Dataset items:
# # # # #

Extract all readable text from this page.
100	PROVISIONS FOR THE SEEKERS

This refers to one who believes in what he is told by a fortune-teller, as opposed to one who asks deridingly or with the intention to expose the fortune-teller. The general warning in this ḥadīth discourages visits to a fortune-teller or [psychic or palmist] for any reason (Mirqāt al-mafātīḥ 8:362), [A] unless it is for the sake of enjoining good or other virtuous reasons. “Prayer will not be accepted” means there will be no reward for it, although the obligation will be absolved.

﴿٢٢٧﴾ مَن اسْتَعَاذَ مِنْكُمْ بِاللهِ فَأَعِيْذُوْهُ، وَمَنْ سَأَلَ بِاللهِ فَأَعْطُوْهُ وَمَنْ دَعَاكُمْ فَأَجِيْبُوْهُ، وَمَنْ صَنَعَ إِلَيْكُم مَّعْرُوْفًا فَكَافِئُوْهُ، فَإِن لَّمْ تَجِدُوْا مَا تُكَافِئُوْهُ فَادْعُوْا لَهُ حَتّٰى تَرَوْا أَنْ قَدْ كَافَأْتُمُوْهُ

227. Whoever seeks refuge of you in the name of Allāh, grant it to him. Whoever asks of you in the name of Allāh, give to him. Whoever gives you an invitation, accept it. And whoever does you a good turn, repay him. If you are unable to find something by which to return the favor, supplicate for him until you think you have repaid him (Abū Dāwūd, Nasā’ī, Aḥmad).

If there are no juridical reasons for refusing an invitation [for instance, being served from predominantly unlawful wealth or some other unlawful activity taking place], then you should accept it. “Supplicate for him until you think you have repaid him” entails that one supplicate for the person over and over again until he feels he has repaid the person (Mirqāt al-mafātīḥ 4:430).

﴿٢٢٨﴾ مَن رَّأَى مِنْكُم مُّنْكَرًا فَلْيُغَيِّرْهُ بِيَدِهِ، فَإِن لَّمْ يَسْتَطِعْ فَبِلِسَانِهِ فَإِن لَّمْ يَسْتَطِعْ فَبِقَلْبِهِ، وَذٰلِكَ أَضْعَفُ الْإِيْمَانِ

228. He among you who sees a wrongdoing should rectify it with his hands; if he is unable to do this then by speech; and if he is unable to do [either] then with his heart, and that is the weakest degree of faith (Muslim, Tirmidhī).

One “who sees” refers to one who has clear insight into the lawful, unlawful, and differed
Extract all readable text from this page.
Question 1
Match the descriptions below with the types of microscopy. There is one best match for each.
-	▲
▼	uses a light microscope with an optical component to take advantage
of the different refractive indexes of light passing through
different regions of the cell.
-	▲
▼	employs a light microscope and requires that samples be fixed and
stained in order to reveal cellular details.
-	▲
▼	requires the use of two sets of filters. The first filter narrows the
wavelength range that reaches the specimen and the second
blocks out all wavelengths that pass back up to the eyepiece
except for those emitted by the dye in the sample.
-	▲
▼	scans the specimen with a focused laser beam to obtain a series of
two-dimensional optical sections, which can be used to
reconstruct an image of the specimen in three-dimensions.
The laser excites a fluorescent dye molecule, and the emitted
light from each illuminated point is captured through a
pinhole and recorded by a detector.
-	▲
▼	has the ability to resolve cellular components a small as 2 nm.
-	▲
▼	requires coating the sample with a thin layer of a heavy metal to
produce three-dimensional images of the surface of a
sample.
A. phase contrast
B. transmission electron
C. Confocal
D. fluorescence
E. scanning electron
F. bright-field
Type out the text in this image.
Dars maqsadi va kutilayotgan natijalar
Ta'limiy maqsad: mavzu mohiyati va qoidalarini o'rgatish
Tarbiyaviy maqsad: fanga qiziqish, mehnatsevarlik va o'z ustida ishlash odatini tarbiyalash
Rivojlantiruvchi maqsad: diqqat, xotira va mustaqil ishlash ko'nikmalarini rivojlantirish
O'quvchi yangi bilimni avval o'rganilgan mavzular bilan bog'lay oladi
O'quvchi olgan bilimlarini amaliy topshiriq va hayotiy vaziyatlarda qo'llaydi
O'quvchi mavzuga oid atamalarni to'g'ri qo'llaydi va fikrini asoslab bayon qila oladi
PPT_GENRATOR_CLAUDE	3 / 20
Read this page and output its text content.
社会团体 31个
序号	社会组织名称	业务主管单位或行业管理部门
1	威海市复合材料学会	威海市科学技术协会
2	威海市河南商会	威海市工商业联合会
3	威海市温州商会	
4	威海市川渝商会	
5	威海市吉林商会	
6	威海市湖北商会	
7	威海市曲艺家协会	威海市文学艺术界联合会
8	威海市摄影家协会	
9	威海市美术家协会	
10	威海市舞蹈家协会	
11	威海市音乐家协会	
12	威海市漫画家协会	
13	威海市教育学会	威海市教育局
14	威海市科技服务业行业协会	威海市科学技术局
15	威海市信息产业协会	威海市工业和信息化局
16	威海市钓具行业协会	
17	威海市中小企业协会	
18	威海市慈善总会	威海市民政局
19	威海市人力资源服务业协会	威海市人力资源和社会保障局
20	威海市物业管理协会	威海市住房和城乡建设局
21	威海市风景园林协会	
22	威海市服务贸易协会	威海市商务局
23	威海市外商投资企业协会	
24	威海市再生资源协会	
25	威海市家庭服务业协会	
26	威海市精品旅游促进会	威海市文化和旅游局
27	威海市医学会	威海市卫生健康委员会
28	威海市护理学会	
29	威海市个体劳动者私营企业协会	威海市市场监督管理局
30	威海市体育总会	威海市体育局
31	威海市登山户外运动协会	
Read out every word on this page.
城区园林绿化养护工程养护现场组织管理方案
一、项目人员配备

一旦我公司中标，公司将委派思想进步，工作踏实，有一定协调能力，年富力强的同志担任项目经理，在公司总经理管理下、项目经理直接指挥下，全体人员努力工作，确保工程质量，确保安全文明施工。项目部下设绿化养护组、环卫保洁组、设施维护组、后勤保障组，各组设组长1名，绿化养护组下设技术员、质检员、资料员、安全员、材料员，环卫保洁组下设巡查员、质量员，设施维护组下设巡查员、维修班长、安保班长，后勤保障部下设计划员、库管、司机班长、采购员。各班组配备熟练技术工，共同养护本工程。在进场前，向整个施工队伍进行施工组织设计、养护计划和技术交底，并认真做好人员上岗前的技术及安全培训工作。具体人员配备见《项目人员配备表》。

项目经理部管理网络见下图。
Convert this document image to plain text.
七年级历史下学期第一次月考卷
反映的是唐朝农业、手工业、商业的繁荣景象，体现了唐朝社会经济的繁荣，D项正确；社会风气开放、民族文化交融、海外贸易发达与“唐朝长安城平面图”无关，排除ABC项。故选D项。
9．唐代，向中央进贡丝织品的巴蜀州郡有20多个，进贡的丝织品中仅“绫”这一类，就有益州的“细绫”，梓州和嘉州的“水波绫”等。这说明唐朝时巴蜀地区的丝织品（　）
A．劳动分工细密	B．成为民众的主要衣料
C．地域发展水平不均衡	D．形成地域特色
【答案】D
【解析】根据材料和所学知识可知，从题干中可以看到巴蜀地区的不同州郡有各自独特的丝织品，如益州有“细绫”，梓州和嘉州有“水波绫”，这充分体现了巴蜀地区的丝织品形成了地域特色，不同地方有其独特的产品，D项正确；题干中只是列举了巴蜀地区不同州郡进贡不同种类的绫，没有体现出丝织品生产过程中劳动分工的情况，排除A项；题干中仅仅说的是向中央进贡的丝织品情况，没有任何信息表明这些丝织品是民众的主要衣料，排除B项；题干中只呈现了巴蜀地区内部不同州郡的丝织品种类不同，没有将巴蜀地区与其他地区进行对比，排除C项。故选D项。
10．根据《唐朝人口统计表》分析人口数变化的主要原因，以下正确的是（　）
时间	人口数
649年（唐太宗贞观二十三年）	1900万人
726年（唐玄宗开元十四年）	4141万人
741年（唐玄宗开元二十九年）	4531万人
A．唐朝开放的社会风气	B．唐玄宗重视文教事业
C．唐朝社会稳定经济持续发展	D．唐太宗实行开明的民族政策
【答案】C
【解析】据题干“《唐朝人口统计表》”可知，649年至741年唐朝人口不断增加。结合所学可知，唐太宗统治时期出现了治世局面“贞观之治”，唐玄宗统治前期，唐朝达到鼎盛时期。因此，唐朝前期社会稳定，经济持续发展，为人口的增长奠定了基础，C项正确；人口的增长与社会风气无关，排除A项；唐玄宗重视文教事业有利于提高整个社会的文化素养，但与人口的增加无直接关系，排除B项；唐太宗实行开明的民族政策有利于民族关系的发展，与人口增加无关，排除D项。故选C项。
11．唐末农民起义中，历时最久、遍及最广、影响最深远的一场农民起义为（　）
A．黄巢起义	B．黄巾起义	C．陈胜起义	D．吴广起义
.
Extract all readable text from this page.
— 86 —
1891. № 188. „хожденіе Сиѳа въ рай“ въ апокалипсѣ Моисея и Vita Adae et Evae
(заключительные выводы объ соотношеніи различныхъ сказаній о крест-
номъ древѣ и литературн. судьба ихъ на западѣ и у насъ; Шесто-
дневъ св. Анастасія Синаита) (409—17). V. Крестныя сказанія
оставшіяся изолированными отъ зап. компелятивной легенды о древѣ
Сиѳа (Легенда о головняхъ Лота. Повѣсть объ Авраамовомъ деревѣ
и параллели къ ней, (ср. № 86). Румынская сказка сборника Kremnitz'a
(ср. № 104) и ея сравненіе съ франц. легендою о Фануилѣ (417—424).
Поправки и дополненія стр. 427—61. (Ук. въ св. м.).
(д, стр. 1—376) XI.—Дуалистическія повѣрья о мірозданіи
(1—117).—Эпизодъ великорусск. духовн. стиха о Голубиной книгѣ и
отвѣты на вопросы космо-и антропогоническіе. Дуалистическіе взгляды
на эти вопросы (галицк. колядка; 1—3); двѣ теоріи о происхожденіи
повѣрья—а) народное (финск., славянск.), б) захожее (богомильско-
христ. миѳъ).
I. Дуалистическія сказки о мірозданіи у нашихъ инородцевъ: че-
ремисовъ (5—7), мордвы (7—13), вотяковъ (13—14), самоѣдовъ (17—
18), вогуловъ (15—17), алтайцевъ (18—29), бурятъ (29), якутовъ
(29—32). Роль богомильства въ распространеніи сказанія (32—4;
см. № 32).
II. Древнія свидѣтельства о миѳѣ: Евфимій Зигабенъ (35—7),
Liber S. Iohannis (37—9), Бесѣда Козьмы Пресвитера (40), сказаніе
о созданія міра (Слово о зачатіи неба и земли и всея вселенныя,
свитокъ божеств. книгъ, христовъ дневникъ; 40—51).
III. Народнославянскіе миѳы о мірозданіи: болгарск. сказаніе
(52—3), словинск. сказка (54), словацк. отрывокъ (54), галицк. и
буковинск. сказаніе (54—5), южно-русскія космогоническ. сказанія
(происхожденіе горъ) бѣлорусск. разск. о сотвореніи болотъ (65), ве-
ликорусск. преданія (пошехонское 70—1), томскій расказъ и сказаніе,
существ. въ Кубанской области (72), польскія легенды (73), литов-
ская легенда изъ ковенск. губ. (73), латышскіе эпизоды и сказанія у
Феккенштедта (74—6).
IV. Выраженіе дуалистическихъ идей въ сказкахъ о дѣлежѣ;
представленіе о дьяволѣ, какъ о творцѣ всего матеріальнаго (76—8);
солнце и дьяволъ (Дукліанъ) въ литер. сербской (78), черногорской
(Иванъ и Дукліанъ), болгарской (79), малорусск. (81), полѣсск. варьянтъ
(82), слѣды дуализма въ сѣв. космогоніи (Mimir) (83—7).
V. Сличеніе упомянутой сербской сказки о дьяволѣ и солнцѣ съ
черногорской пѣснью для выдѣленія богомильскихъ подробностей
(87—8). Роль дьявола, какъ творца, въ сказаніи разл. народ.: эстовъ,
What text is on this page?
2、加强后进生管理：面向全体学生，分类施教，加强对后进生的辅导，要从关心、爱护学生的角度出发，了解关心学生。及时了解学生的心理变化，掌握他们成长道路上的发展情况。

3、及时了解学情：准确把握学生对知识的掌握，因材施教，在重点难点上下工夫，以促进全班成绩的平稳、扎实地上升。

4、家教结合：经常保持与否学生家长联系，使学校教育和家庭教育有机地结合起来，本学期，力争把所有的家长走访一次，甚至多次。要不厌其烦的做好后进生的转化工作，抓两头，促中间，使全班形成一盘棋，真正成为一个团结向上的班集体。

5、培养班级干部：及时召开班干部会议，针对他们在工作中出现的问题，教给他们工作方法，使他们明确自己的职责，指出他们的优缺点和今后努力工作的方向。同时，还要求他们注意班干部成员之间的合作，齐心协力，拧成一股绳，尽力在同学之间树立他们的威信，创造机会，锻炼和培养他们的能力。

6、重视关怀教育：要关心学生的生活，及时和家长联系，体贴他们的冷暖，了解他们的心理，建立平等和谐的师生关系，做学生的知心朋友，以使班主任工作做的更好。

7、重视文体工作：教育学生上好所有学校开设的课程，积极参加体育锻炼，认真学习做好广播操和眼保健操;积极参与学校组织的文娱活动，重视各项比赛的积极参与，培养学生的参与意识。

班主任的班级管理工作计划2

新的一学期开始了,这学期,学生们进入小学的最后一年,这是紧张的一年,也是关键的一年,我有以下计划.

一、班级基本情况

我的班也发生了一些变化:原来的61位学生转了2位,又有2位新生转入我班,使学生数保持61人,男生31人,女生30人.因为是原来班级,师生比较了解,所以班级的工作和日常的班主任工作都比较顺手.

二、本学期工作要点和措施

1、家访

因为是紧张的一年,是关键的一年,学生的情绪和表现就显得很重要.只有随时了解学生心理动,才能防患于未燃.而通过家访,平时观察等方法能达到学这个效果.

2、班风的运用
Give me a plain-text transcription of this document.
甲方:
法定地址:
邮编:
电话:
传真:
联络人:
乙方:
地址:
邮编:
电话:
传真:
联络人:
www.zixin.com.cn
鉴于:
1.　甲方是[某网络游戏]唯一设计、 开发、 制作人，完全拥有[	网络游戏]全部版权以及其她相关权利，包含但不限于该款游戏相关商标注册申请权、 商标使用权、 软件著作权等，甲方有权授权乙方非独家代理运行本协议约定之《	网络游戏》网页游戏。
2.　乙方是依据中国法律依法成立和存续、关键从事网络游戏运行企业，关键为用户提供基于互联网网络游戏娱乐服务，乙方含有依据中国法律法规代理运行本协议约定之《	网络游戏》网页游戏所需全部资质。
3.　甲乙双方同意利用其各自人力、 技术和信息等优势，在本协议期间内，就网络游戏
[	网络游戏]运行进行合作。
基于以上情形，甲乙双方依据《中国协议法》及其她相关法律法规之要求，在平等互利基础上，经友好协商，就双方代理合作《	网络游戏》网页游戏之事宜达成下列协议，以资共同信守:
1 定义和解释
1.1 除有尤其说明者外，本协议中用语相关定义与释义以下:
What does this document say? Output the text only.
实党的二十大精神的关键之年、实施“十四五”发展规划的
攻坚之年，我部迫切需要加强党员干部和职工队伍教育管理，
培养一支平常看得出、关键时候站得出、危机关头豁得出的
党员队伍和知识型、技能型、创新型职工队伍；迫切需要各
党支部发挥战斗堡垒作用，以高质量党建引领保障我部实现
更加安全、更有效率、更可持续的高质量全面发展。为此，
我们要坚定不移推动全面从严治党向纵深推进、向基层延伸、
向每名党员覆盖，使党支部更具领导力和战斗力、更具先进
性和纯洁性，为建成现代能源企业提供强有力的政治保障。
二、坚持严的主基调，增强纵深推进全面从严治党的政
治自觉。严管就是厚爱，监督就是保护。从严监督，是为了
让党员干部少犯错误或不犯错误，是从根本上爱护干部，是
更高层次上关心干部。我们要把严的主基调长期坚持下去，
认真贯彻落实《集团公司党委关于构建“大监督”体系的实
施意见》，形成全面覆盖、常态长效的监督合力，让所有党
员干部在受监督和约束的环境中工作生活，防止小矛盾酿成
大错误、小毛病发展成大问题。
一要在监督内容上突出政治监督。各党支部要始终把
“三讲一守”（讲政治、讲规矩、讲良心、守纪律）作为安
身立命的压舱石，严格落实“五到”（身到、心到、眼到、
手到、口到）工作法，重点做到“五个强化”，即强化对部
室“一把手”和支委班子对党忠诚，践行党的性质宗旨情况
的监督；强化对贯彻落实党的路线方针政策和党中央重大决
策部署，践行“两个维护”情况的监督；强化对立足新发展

# # # # #

▶ **Given instruction**:
Copy out each line of the records where the string "дьяволѣ" appears.

▶ **Output below**:
представленіе о дьяволѣ, какъ о творцѣ всего матеріальнаго (76—8);
V. Сличеніе упомянутой сербской сказки о дьяволѣ и солнцѣ съ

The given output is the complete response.